§ **Written task**
Make an exact copy of the records, with the images left out.

(Dataset items)
[START]

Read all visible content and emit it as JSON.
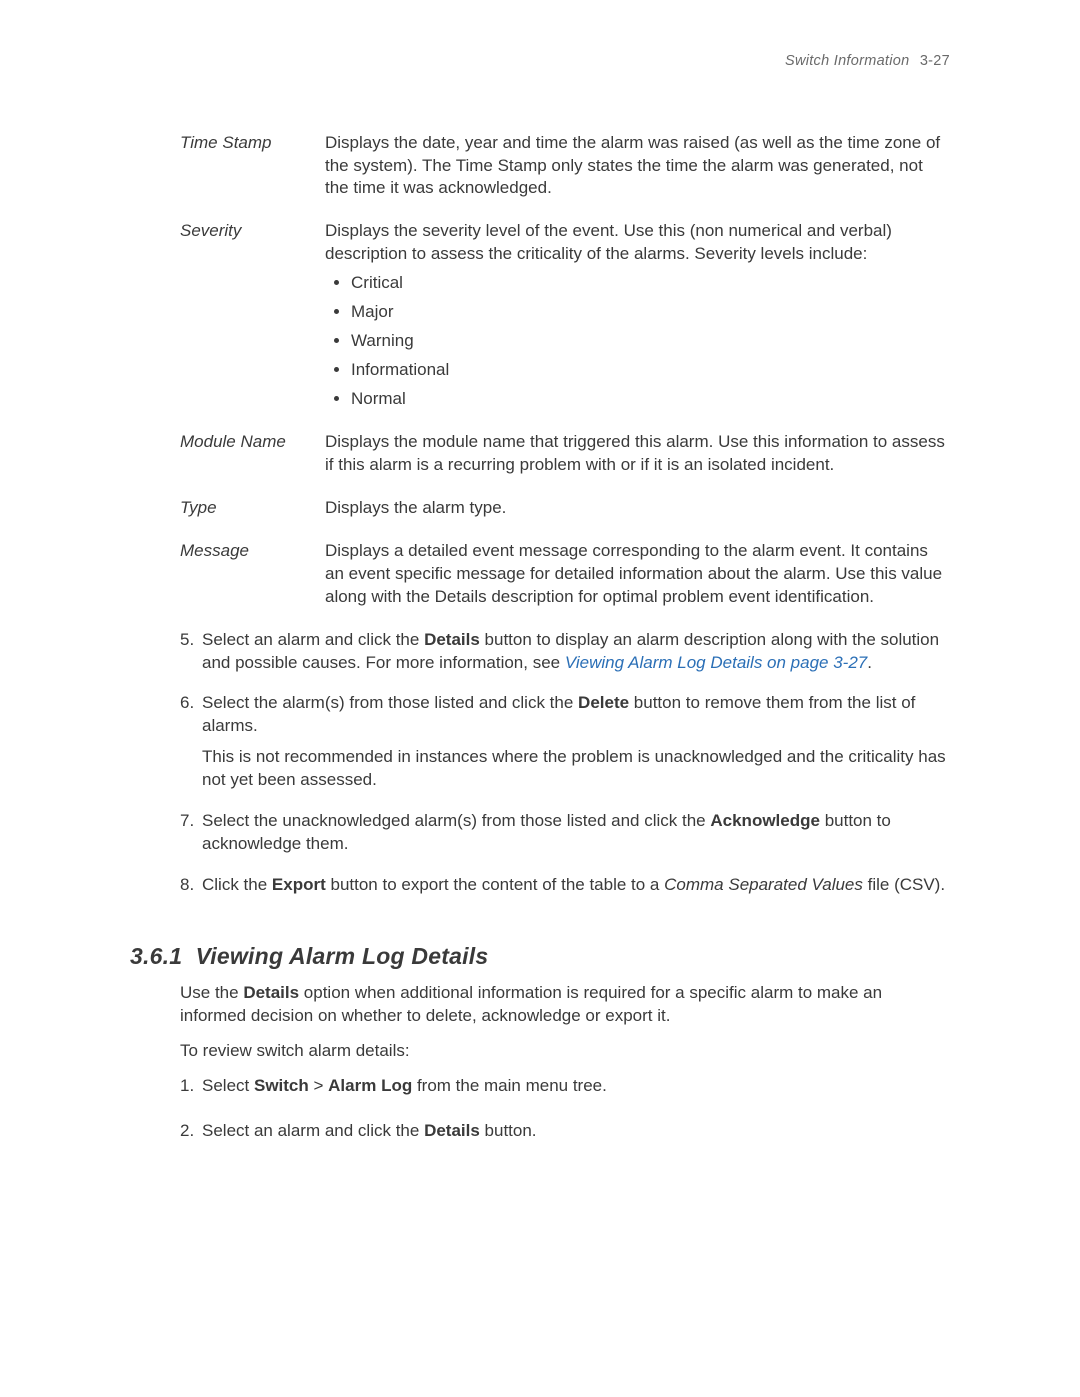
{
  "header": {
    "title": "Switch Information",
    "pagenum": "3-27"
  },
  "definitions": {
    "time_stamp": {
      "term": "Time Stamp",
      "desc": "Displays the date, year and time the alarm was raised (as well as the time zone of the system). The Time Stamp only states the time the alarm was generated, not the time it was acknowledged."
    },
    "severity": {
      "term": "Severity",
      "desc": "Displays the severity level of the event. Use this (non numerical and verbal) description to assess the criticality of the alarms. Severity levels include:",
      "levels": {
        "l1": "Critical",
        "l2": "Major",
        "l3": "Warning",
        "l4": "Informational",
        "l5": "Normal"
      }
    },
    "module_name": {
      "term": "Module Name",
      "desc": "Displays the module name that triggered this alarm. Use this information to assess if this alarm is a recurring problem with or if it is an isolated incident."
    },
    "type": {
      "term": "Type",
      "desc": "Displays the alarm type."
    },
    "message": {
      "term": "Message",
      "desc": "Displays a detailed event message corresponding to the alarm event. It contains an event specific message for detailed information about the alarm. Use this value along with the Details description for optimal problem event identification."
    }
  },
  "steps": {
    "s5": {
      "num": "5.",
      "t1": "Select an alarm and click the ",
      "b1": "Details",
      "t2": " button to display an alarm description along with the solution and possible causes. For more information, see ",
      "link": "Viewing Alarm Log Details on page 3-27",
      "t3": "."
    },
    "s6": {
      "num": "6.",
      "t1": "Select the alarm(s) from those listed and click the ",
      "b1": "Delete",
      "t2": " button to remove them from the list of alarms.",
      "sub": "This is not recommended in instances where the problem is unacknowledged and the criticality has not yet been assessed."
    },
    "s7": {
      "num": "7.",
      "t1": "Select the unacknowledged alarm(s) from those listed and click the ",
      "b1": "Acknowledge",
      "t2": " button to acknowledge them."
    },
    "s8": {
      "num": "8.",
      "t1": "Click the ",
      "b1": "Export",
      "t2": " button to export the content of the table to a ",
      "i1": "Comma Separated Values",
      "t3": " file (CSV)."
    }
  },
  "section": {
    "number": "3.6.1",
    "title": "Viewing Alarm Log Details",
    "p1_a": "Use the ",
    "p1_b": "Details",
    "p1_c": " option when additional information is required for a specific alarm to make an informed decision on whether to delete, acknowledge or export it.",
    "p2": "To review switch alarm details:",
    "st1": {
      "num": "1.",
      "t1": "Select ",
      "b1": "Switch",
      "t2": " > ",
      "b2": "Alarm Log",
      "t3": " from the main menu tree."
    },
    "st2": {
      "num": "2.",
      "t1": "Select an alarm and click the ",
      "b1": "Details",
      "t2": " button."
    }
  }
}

[END]

§ **Exercise solution**
Read all visible content and emit it as JSON.
{
  "header": {
    "title": "Switch Information",
    "pagenum": "3-27"
  },
  "definitions": {
    "time_stamp": {
      "term": "Time Stamp",
      "desc": "Displays the date, year and time the alarm was raised (as well as the time zone of the system). The Time Stamp only states the time the alarm was generated, not the time it was acknowledged."
    },
    "severity": {
      "term": "Severity",
      "desc": "Displays the severity level of the event. Use this (non numerical and verbal) description to assess the criticality of the alarms. Severity levels include:",
      "levels": {
        "l1": "Critical",
        "l2": "Major",
        "l3": "Warning",
        "l4": "Informational",
        "l5": "Normal"
      }
    },
    "module_name": {
      "term": "Module Name",
      "desc": "Displays the module name that triggered this alarm. Use this information to assess if this alarm is a recurring problem with or if it is an isolated incident."
    },
    "type": {
      "term": "Type",
      "desc": "Displays the alarm type."
    },
    "message": {
      "term": "Message",
      "desc": "Displays a detailed event message corresponding to the alarm event. It contains an event specific message for detailed information about the alarm. Use this value along with the Details description for optimal problem event identification."
    }
  },
  "steps": {
    "s5": {
      "num": "5.",
      "t1": "Select an alarm and click the ",
      "b1": "Details",
      "t2": " button to display an alarm description along with the solution and possible causes. For more information, see ",
      "link": "Viewing Alarm Log Details on page 3-27",
      "t3": "."
    },
    "s6": {
      "num": "6.",
      "t1": "Select the alarm(s) from those listed and click the ",
      "b1": "Delete",
      "t2": " button to remove them from the list of alarms.",
      "sub": "This is not recommended in instances where the problem is unacknowledged and the criticality has not yet been assessed."
    },
    "s7": {
      "num": "7.",
      "t1": "Select the unacknowledged alarm(s) from those listed and click the ",
      "b1": "Acknowledge",
      "t2": " button to acknowledge them."
    },
    "s8": {
      "num": "8.",
      "t1": "Click the ",
      "b1": "Export",
      "t2": " button to export the content of the table to a ",
      "i1": "Comma Separated Values",
      "t3": " file (CSV)."
    }
  },
  "section": {
    "number": "3.6.1",
    "title": "Viewing Alarm Log Details",
    "p1_a": "Use the ",
    "p1_b": "Details",
    "p1_c": " option when additional information is required for a specific alarm to make an informed decision on whether to delete, acknowledge or export it.",
    "p2": "To review switch alarm details:",
    "st1": {
      "num": "1.",
      "t1": "Select ",
      "b1": "Switch",
      "t2": " > ",
      "b2": "Alarm Log",
      "t3": " from the main menu tree."
    },
    "st2": {
      "num": "2.",
      "t1": "Select an alarm and click the ",
      "b1": "Details",
      "t2": " button."
    }
  }
}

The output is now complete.